> EXERCISE TASK
Copy out each line containing "this" from the entries below.

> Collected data
____________________

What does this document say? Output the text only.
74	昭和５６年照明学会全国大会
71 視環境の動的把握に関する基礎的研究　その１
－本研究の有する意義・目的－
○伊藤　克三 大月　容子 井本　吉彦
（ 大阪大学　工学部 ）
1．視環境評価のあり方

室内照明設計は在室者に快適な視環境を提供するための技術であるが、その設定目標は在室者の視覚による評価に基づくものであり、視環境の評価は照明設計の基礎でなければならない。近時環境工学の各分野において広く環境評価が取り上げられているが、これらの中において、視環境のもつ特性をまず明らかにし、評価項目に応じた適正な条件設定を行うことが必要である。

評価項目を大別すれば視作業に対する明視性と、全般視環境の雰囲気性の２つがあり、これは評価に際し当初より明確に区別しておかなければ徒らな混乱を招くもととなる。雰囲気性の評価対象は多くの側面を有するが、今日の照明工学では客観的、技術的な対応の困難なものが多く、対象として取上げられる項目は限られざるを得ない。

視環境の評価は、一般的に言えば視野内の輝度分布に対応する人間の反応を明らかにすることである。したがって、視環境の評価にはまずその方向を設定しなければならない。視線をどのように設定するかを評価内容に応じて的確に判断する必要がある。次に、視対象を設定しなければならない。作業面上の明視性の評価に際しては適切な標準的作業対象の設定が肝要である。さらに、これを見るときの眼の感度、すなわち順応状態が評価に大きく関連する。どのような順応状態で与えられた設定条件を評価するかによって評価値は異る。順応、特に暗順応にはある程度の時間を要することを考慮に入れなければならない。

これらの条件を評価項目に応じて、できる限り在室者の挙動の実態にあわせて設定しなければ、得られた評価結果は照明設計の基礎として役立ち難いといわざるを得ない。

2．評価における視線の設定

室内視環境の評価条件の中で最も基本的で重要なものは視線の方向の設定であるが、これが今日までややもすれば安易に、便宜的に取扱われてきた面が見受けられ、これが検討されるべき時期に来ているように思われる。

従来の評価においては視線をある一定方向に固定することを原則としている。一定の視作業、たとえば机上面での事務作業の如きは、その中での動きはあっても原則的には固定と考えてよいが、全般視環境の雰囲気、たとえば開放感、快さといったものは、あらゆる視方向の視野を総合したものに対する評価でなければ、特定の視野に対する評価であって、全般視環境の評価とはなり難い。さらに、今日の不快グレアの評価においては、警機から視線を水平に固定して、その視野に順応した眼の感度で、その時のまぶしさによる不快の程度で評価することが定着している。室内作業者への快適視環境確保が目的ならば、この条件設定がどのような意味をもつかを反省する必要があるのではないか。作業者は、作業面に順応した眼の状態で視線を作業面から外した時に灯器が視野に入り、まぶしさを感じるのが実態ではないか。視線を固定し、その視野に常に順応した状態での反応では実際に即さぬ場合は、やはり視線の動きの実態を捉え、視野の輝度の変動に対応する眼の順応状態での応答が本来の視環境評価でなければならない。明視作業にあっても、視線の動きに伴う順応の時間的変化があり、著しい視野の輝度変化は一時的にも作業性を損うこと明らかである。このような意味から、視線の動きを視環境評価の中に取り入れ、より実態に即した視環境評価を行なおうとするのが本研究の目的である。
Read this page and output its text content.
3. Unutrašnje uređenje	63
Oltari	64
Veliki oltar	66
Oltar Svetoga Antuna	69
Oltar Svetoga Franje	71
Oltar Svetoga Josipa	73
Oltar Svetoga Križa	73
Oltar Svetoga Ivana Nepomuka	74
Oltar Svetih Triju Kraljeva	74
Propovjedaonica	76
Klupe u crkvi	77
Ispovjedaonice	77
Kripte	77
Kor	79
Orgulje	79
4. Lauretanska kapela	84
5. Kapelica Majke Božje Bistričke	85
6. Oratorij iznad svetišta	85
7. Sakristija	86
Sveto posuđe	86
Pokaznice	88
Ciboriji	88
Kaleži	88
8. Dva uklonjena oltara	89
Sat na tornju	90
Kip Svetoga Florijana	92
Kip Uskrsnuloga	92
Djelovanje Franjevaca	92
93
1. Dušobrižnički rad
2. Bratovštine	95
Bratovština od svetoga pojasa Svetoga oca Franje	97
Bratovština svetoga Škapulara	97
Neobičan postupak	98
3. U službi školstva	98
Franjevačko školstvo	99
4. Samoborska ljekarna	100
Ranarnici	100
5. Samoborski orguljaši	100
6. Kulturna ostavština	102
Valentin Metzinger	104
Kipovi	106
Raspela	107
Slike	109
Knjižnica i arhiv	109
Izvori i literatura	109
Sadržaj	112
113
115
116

____________________

> FINAL RESULT
What does this document say? Output the text only.
Read this page and output its text content.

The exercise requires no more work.